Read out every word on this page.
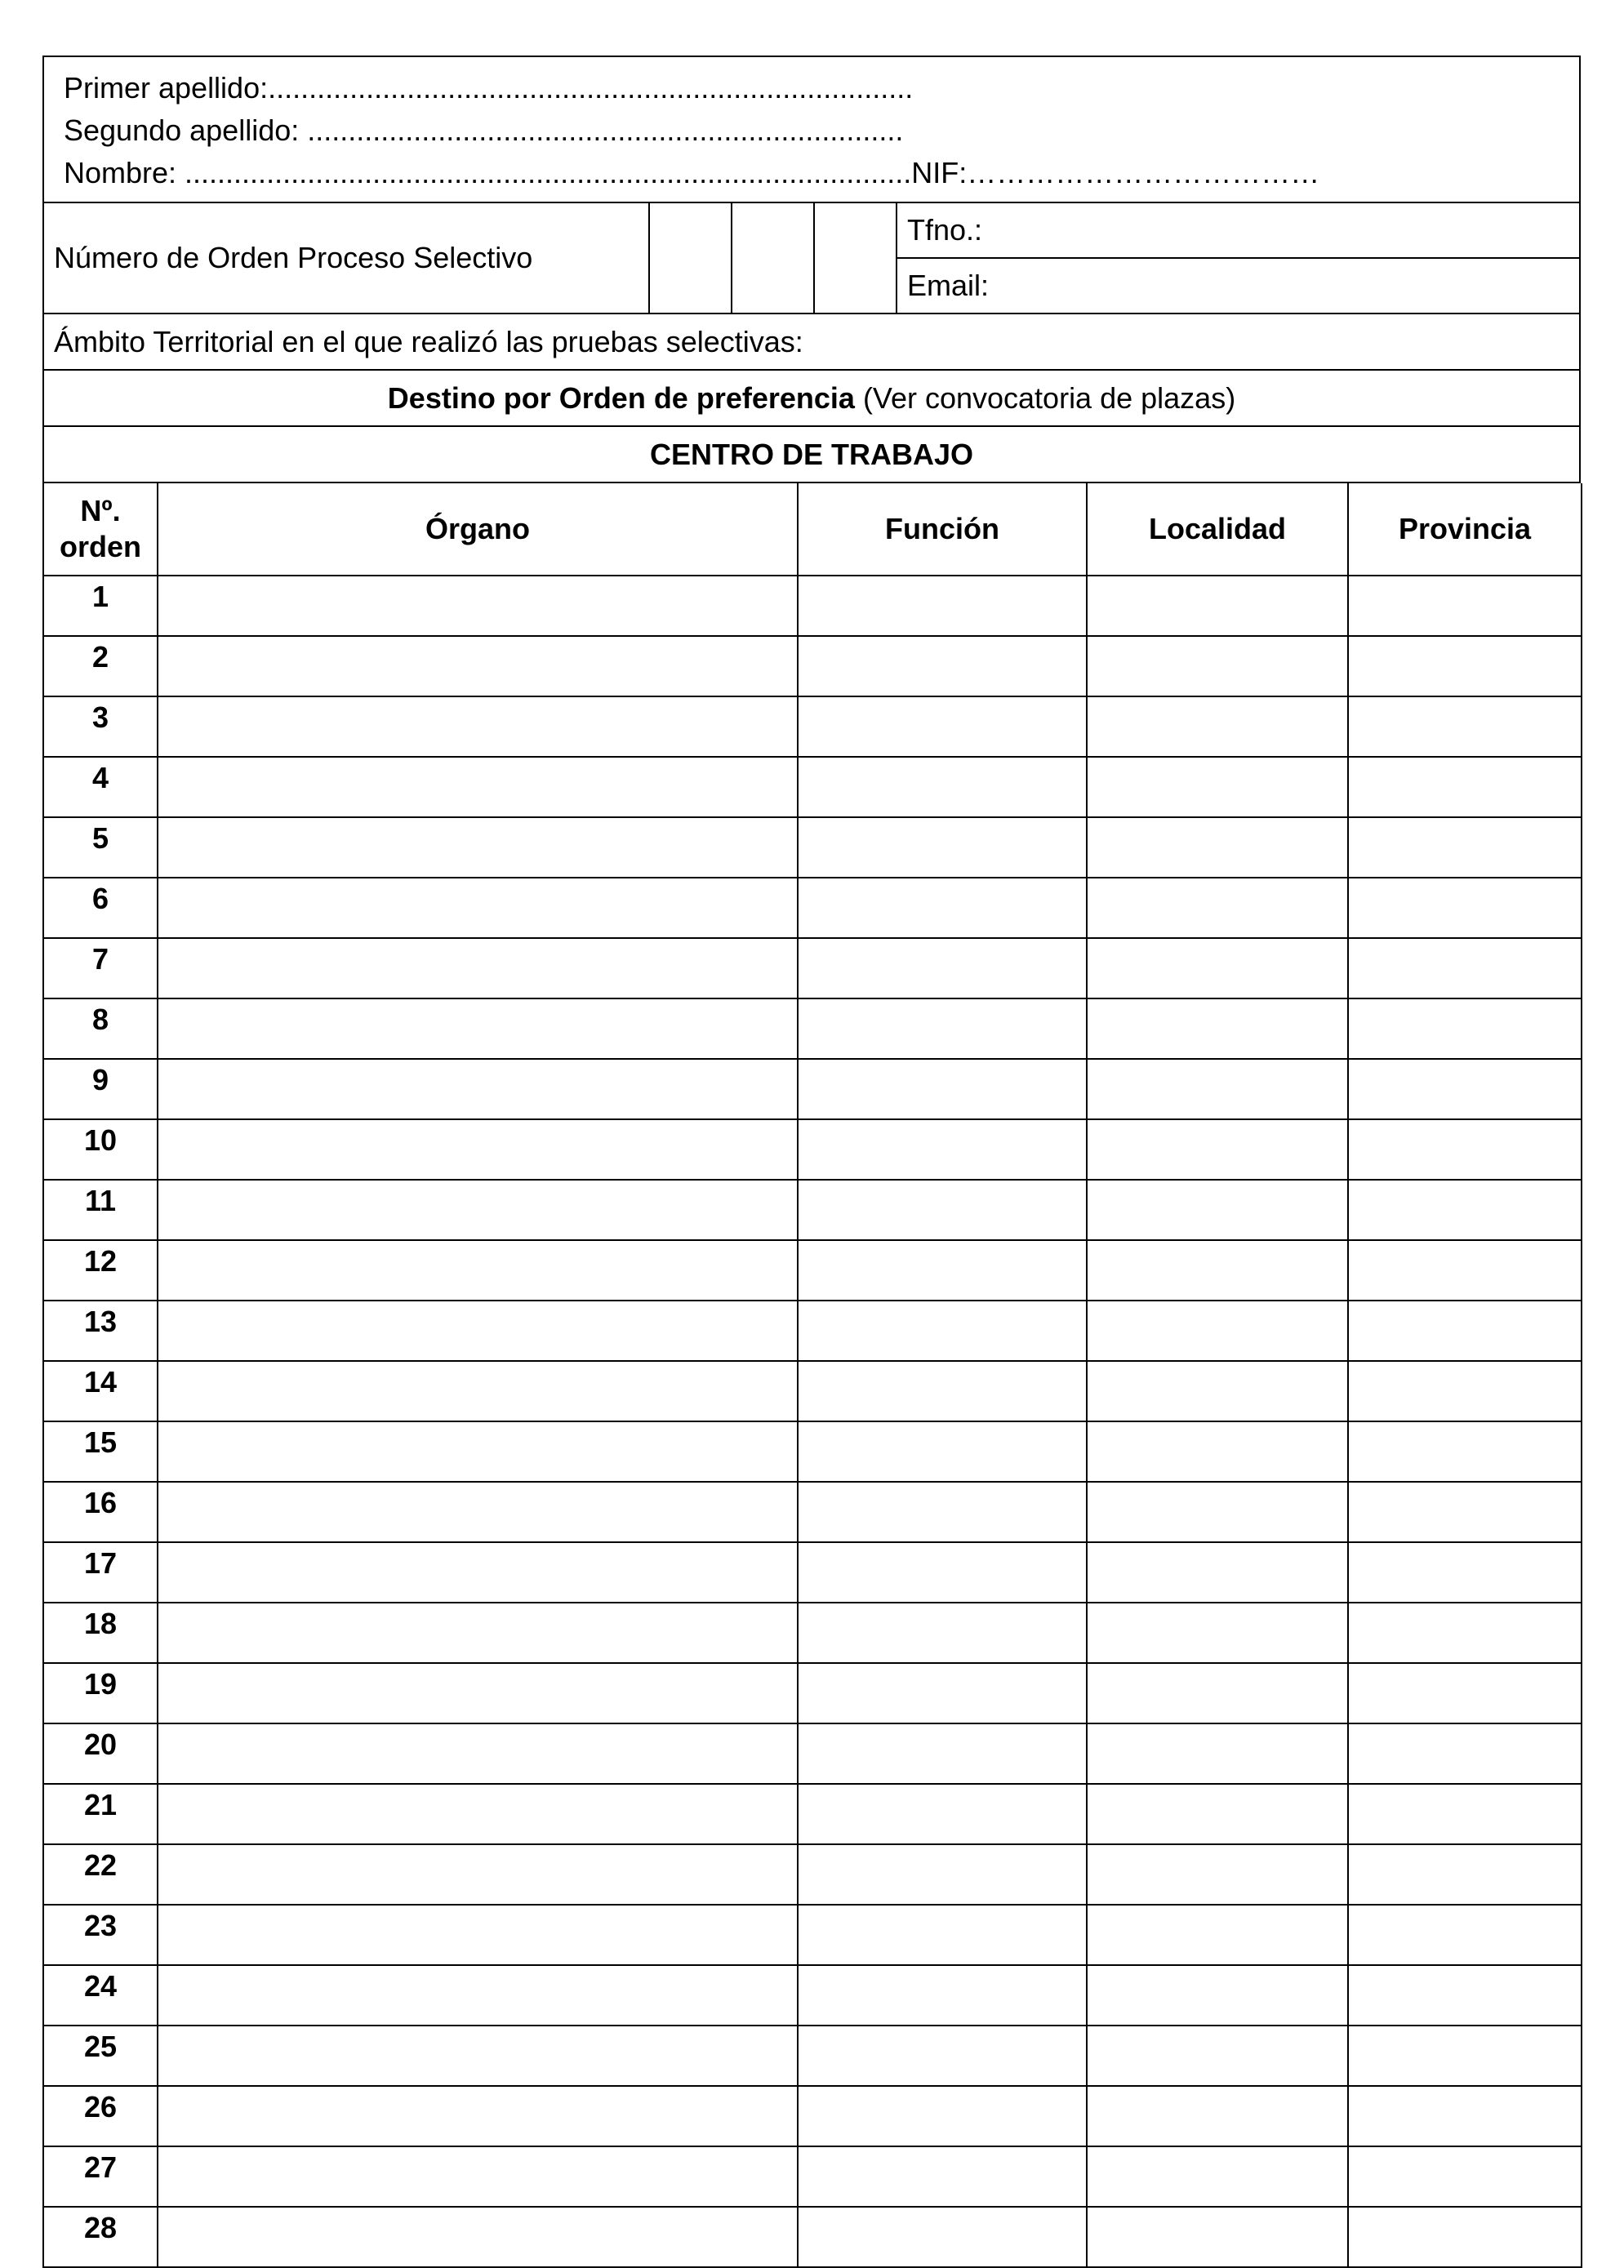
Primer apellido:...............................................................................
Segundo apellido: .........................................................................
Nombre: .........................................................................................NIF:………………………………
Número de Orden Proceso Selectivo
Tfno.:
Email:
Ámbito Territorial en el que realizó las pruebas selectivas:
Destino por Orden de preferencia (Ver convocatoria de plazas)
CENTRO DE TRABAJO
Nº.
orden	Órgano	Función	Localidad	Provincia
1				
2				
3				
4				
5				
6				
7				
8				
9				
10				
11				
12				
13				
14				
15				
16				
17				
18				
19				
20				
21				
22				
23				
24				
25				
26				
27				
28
* * *
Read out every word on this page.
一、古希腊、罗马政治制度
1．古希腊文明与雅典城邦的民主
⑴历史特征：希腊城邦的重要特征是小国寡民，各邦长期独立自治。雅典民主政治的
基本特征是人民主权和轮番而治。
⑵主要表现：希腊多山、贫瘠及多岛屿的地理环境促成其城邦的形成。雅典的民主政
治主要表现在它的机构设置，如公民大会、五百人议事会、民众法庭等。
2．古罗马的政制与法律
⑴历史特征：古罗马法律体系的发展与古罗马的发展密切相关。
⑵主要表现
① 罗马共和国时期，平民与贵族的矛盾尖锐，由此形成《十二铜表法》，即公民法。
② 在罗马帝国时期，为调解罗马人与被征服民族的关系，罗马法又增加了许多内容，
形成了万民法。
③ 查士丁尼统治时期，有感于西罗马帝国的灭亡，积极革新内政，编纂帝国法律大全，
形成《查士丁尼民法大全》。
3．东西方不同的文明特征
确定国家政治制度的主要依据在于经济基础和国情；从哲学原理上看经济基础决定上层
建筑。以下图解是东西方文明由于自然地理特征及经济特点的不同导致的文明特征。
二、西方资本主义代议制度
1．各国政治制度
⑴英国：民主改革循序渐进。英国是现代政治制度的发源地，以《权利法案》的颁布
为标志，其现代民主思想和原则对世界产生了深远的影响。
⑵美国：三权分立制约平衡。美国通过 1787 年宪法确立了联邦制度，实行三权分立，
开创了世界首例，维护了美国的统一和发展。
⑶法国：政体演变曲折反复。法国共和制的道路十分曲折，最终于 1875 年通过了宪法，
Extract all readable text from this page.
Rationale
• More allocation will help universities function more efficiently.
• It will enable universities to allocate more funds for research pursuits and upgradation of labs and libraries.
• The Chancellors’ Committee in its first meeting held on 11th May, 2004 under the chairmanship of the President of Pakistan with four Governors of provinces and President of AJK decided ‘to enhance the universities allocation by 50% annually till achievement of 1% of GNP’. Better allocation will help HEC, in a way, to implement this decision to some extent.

▶ [Aim of the task] Show each line of the listing that holds the string "⑵主要表现".

▶ [Correct output]
⑵主要表现：希腊多山、贫瘠及多岛屿的地理环境促成其城邦的形成。雅典的民主政
⑵主要表现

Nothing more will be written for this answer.